Aim:
In the entries below, find the lines that contain the word "data" and copy them.

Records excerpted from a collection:
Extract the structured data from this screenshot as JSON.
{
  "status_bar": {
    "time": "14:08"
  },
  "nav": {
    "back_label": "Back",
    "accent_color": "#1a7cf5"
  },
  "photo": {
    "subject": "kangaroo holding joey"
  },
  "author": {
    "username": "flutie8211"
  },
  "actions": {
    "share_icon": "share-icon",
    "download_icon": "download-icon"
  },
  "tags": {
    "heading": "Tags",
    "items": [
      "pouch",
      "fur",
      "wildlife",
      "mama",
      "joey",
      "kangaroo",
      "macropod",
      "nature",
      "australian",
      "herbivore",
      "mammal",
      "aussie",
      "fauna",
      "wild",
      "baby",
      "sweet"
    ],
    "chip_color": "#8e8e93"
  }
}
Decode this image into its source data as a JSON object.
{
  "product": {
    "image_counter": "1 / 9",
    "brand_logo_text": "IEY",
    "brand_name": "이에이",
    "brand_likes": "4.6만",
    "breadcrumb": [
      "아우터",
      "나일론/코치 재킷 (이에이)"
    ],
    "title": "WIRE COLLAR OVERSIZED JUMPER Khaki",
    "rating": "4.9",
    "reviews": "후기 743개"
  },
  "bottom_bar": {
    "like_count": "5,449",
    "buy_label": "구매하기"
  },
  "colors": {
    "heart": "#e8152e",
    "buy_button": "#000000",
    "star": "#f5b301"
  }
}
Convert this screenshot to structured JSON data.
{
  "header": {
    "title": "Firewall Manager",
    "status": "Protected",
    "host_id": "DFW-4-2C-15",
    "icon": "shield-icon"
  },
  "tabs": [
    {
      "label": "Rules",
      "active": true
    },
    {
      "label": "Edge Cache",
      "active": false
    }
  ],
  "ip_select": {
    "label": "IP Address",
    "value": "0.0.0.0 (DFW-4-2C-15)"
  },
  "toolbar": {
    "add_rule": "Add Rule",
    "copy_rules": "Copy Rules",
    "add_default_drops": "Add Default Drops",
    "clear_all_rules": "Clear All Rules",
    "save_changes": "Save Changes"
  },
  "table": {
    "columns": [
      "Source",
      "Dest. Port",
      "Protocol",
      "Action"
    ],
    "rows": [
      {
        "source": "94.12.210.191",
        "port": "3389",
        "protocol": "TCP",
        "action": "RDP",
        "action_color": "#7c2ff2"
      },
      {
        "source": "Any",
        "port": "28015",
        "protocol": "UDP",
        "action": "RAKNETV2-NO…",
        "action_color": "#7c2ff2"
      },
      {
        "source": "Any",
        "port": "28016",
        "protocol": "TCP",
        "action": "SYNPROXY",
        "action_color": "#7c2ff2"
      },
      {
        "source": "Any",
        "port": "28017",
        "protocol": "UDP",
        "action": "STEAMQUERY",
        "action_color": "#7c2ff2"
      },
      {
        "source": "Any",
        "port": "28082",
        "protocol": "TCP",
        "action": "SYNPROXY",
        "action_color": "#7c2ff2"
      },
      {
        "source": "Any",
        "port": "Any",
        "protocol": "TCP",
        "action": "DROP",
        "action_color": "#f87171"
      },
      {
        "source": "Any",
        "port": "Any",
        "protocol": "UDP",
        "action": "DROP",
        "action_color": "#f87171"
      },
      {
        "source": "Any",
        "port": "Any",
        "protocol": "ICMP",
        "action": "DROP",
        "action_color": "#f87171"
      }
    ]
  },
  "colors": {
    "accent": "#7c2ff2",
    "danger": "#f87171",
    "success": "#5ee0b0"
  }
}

Output below:
Extract the structured data from this screenshot as JSON.
Decode this image into its source data as a JSON object.
Convert this screenshot to structured JSON data.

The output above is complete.